[Start]

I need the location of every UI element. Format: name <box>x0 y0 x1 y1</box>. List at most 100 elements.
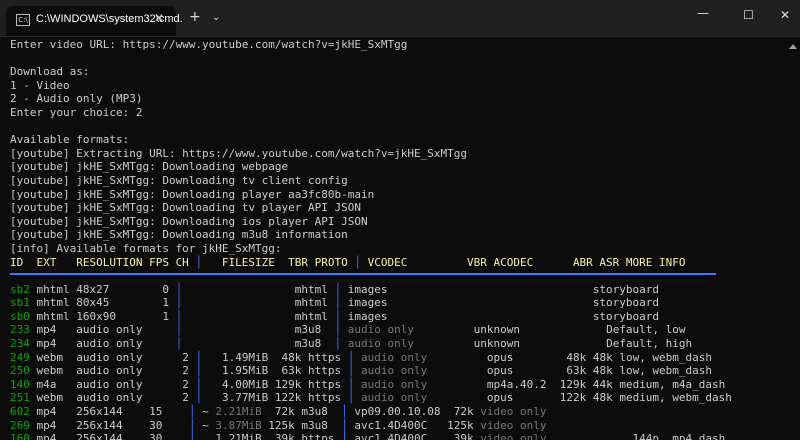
close-tab-icon[interactable]: ✕ <box>154 11 164 25</box>
terminal-line: 140 m4a audio only 2 │ 4.00MiB 129k http… <box>10 378 800 392</box>
terminal-line: 249 webm audio only 2 │ 1.49MiB 48k http… <box>10 351 800 365</box>
terminal-text: 160 <box>10 432 30 440</box>
chevron-down-icon[interactable]: ⌄ <box>212 12 220 23</box>
terminal-text: images storyboard <box>341 282 660 296</box>
terminal-text: opus 63k 48k low, webm_dash <box>427 364 713 378</box>
terminal-text: avc1.4D400C 39k <box>347 432 481 440</box>
terminal-text: m3u8 <box>182 323 335 337</box>
terminal-text: opus 48k 48k low, webm_dash <box>427 350 713 364</box>
terminal-text: mhtml 48x27 0 <box>29 282 176 296</box>
maximize-button[interactable]: ☐ <box>743 8 754 22</box>
terminal-text: sb2 <box>10 282 30 296</box>
title-bar: C:\ C:\WINDOWS\system32\cmd. ✕ + ⌄ — ☐ ✕ <box>0 0 800 37</box>
terminal-line: Available formats: <box>10 133 800 147</box>
terminal-text: images storyboard <box>341 309 660 323</box>
terminal-output[interactable]: Enter video URL: https://www.youtube.com… <box>10 38 800 440</box>
terminal-text: mhtml 160x90 1 <box>29 309 176 323</box>
terminal-text: 602 <box>10 405 30 419</box>
terminal-text: mp4 256x144 15 <box>29 405 189 419</box>
terminal-text: 3.77MiB 122k https <box>202 391 348 405</box>
terminal-line: sb0 mhtml 160x90 1 │ mhtml │ images stor… <box>10 310 800 324</box>
terminal-text: opus 122k 48k medium, webm_dash <box>427 391 732 405</box>
scrollbar[interactable] <box>789 36 797 440</box>
terminal-text: [youtube] jkHE_SxMTgg: Downloading tv cl… <box>10 173 348 187</box>
close-window-button[interactable]: ✕ <box>780 8 790 22</box>
table-header-separator <box>10 273 716 275</box>
terminal-line: 251 webm audio only 2 │ 3.77MiB 122k htt… <box>10 391 800 405</box>
terminal-text: 1.21MiB 39k https <box>195 432 342 440</box>
terminal-text: mp4 audio only <box>29 323 176 337</box>
terminal-line: Download as: <box>10 65 800 79</box>
terminal-text: video only <box>480 405 547 419</box>
terminal-text: mp4a.40.2 129k 44k medium, m4a_dash <box>427 377 726 391</box>
terminal-text: audio only <box>361 364 428 378</box>
terminal-text: webm audio only 2 <box>29 364 196 378</box>
terminal-text: 72k m3u8 <box>261 405 342 419</box>
terminal-text: │ <box>341 432 348 440</box>
terminal-text: 1 - Video <box>10 78 70 92</box>
terminal-line: Enter your choice: 2 <box>10 106 800 120</box>
new-tab-button[interactable]: + <box>189 9 201 25</box>
terminal-text: Download as: <box>10 65 90 79</box>
terminal-text: video only <box>480 432 547 440</box>
terminal-text: audio only <box>361 350 428 364</box>
terminal-text: 125k m3u8 <box>261 418 342 432</box>
terminal-text: Available formats: <box>10 133 130 147</box>
terminal-line: ID EXT RESOLUTION FPS CH │ FILESIZE TBR … <box>10 256 800 270</box>
terminal-line: [youtube] jkHE_SxMTgg: Downloading webpa… <box>10 160 800 174</box>
terminal-text: audio only <box>347 337 415 351</box>
terminal-text: mp4 audio only <box>29 337 176 351</box>
terminal-text: mhtml <box>182 296 335 310</box>
terminal-text: audio only <box>347 323 415 337</box>
terminal-text: 1.95MiB 63k https <box>202 364 348 378</box>
terminal-line: [youtube] jkHE_SxMTgg: Downloading tv cl… <box>10 174 800 188</box>
terminal-text: webm audio only 2 <box>29 391 196 405</box>
tab-cmd[interactable]: C:\ C:\WINDOWS\system32\cmd. ✕ <box>6 6 183 36</box>
terminal-text: audio only <box>361 391 428 405</box>
terminal-line: 234 mp4 audio only │ m3u8 │ audio only u… <box>10 337 800 351</box>
terminal-text: 269 <box>10 418 30 432</box>
terminal-text: unknown Default, high <box>414 337 693 351</box>
minimize-button[interactable]: — <box>697 6 709 20</box>
terminal-text: Enter your choice: 2 <box>10 105 143 119</box>
terminal-text: audio only <box>361 377 428 391</box>
terminal-text: ~ <box>195 418 216 432</box>
scroll-up-icon[interactable] <box>789 44 797 49</box>
terminal-text: 144p, mp4_dash <box>546 432 726 440</box>
terminal-line: Enter video URL: https://www.youtube.com… <box>10 38 800 52</box>
terminal-text: mhtml <box>182 309 335 323</box>
terminal-text: [info] Available formats for jkHE_SxMTgg… <box>10 241 282 255</box>
terminal-text: sb0 <box>10 309 30 323</box>
terminal-text: mp4 256x144 30 <box>29 418 189 432</box>
terminal-text: [youtube] Extracting URL: https://www.yo… <box>10 146 467 160</box>
terminal-line: [youtube] jkHE_SxMTgg: Downloading m3u8 … <box>10 228 800 242</box>
terminal-text: VCODEC VBR ACODEC ABR ASR MORE INFO <box>361 255 686 269</box>
terminal-text: [youtube] jkHE_SxMTgg: Downloading webpa… <box>10 160 289 174</box>
terminal-text: mhtml 80x45 1 <box>29 296 176 310</box>
terminal-line: 160 mp4 256x144 30 │ 1.21MiB 39k https │… <box>10 432 800 440</box>
terminal-text: 250 <box>10 364 30 378</box>
terminal-text: 2 - Audio only (MP3) <box>10 92 143 106</box>
terminal-text: mp4 256x144 30 <box>29 432 189 440</box>
terminal-text: sb1 <box>10 296 30 310</box>
terminal-text: video only <box>480 418 547 432</box>
terminal-line: 233 mp4 audio only │ m3u8 │ audio only u… <box>10 323 800 337</box>
terminal-line: 2 - Audio only (MP3) <box>10 92 800 106</box>
terminal-window: C:\ C:\WINDOWS\system32\cmd. ✕ + ⌄ — ☐ ✕… <box>0 0 800 440</box>
terminal-text: m3u8 <box>182 337 335 351</box>
terminal-text: │ <box>341 405 348 419</box>
terminal-text: 140 <box>10 377 30 391</box>
terminal-text: vp09.00.10.08 72k <box>347 405 481 419</box>
terminal-text: 234 <box>10 337 30 351</box>
terminal-text: FILESIZE TBR PROTO <box>202 255 355 269</box>
terminal-text: mhtml <box>182 282 335 296</box>
terminal-text: 251 <box>10 391 30 405</box>
terminal-line: 269 mp4 256x144 30 │ ~ 3.87MiB 125k m3u8… <box>10 419 800 433</box>
cmd-icon: C:\ <box>16 14 30 26</box>
terminal-text: 233 <box>10 323 30 337</box>
terminal-line: [youtube] jkHE_SxMTgg: Downloading ios p… <box>10 215 800 229</box>
terminal-line: 602 mp4 256x144 15 │ ~ 2.21MiB 72k m3u8 … <box>10 405 800 419</box>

[End]

**REQUIRED TASK**
Set down the listing above line for line, with every entry unchanged, and leave out any picture.

**SOLUTION TO THE EXERCISE**
I need the location of every UI element. Format: name <box>x0 y0 x1 y1</box>. List at most 100 elements.
close-tab-icon[interactable]: ✕ <box>154 11 164 25</box>
terminal-line: 140 m4a audio only 2 │ 4.00MiB 129k http… <box>10 378 800 392</box>
terminal-line: 249 webm audio only 2 │ 1.49MiB 48k http… <box>10 351 800 365</box>
terminal-text: 160 <box>10 432 30 440</box>
chevron-down-icon[interactable]: ⌄ <box>212 12 220 23</box>
terminal-text: images storyboard <box>341 282 660 296</box>
terminal-text: opus 63k 48k low, webm_dash <box>427 364 713 378</box>
terminal-text: avc1.4D400C 39k <box>347 432 481 440</box>
terminal-text: m3u8 <box>182 323 335 337</box>
terminal-text: opus 48k 48k low, webm_dash <box>427 350 713 364</box>
terminal-text: mhtml 48x27 0 <box>29 282 176 296</box>
maximize-button[interactable]: ☐ <box>743 8 754 22</box>
terminal-text: sb2 <box>10 282 30 296</box>
title-bar: C:\ C:\WINDOWS\system32\cmd. ✕ + ⌄ — ☐ ✕ <box>0 0 800 37</box>
terminal-line: Available formats: <box>10 133 800 147</box>
terminal-text: images storyboard <box>341 309 660 323</box>
terminal-output[interactable]: Enter video URL: https://www.youtube.com… <box>10 38 800 440</box>
terminal-text: mhtml 160x90 1 <box>29 309 176 323</box>
terminal-text: 602 <box>10 405 30 419</box>
terminal-text: mp4 256x144 15 <box>29 405 189 419</box>
terminal-text: 3.77MiB 122k https <box>202 391 348 405</box>
terminal-line: sb0 mhtml 160x90 1 │ mhtml │ images stor… <box>10 310 800 324</box>
terminal-text: opus 122k 48k medium, webm_dash <box>427 391 732 405</box>
scrollbar[interactable] <box>789 36 797 440</box>
terminal-text: [youtube] jkHE_SxMTgg: Downloading tv cl… <box>10 173 348 187</box>
close-window-button[interactable]: ✕ <box>780 8 790 22</box>
table-header-separator <box>10 273 716 275</box>
terminal-line: 251 webm audio only 2 │ 3.77MiB 122k htt… <box>10 391 800 405</box>
terminal-text: 1.21MiB 39k https <box>195 432 342 440</box>
terminal-text: mp4 audio only <box>29 323 176 337</box>
terminal-line: Download as: <box>10 65 800 79</box>
terminal-text: video only <box>480 405 547 419</box>
terminal-text: mp4a.40.2 129k 44k medium, m4a_dash <box>427 377 726 391</box>
terminal-text: audio only <box>361 364 428 378</box>
terminal-text: webm audio only 2 <box>29 364 196 378</box>
terminal-text: 72k m3u8 <box>261 405 342 419</box>
terminal-text: │ <box>341 432 348 440</box>
terminal-text: 1 - Video <box>10 78 70 92</box>
terminal-line: Enter your choice: 2 <box>10 106 800 120</box>
new-tab-button[interactable]: + <box>189 9 201 25</box>
terminal-text: Download as: <box>10 65 90 79</box>
terminal-text: video only <box>480 432 547 440</box>
terminal-text: audio only <box>361 350 428 364</box>
terminal-text: 125k m3u8 <box>261 418 342 432</box>
terminal-text: Available formats: <box>10 133 130 147</box>
terminal-line: ID EXT RESOLUTION FPS CH │ FILESIZE TBR … <box>10 256 800 270</box>
terminal-line: [youtube] jkHE_SxMTgg: Downloading webpa… <box>10 160 800 174</box>
terminal-text: audio only <box>347 337 415 351</box>
terminal-text: mp4 audio only <box>29 337 176 351</box>
terminal-text: mhtml <box>182 296 335 310</box>
terminal-text: audio only <box>347 323 415 337</box>
terminal-text: 1.95MiB 63k https <box>202 364 348 378</box>
terminal-line: [youtube] jkHE_SxMTgg: Downloading tv cl… <box>10 174 800 188</box>
terminal-text: webm audio only 2 <box>29 391 196 405</box>
tab-cmd[interactable]: C:\ C:\WINDOWS\system32\cmd. ✕ <box>6 6 183 36</box>
terminal-text: audio only <box>361 391 428 405</box>
terminal-line: 234 mp4 audio only │ m3u8 │ audio only u… <box>10 337 800 351</box>
terminal-text: 269 <box>10 418 30 432</box>
terminal-text: unknown Default, high <box>414 337 693 351</box>
minimize-button[interactable]: — <box>697 6 709 20</box>
terminal-text: Enter your choice: 2 <box>10 105 143 119</box>
terminal-text: audio only <box>361 377 428 391</box>
terminal-text: ~ <box>195 418 216 432</box>
scroll-up-icon[interactable] <box>789 44 797 49</box>
terminal-text: 144p, mp4_dash <box>546 432 726 440</box>
terminal-line: Enter video URL: https://www.youtube.com… <box>10 38 800 52</box>
terminal-text: mhtml <box>182 309 335 323</box>
terminal-text: [info] Available formats for jkHE_SxMTgg… <box>10 241 282 255</box>
terminal-text: sb0 <box>10 309 30 323</box>
terminal-text: mp4 256x144 30 <box>29 418 189 432</box>
terminal-text: [youtube] Extracting URL: https://www.yo… <box>10 146 467 160</box>
terminal-line: [youtube] jkHE_SxMTgg: Downloading m3u8 … <box>10 228 800 242</box>
terminal-text: VCODEC VBR ACODEC ABR ASR MORE INFO <box>361 255 686 269</box>
terminal-text: [youtube] jkHE_SxMTgg: Downloading webpa… <box>10 160 289 174</box>
terminal-text: mhtml 80x45 1 <box>29 296 176 310</box>
terminal-line: 160 mp4 256x144 30 │ 1.21MiB 39k https │… <box>10 432 800 440</box>
terminal-text: 250 <box>10 364 30 378</box>
terminal-text: 2 - Audio only (MP3) <box>10 92 143 106</box>
terminal-text: mp4 256x144 30 <box>29 432 189 440</box>
terminal-text: sb1 <box>10 296 30 310</box>
terminal-text: video only <box>480 418 547 432</box>
terminal-line: 233 mp4 audio only │ m3u8 │ audio only u… <box>10 323 800 337</box>
terminal-line: 2 - Audio only (MP3) <box>10 92 800 106</box>
terminal-window: C:\ C:\WINDOWS\system32\cmd. ✕ + ⌄ — ☐ ✕… <box>0 0 800 440</box>
terminal-text: m3u8 <box>182 337 335 351</box>
terminal-text: │ <box>341 405 348 419</box>
terminal-text: 140 <box>10 377 30 391</box>
terminal-text: vp09.00.10.08 72k <box>347 405 481 419</box>
terminal-text: 234 <box>10 337 30 351</box>
terminal-text: FILESIZE TBR PROTO <box>202 255 355 269</box>
terminal-text: mhtml <box>182 282 335 296</box>
terminal-text: 251 <box>10 391 30 405</box>
terminal-line: 269 mp4 256x144 30 │ ~ 3.87MiB 125k m3u8… <box>10 419 800 433</box>
cmd-icon: C:\ <box>16 14 30 26</box>
terminal-text: 233 <box>10 323 30 337</box>
terminal-line: [youtube] jkHE_SxMTgg: Downloading ios p… <box>10 215 800 229</box>
terminal-line: 602 mp4 256x144 15 │ ~ 2.21MiB 72k m3u8 … <box>10 405 800 419</box>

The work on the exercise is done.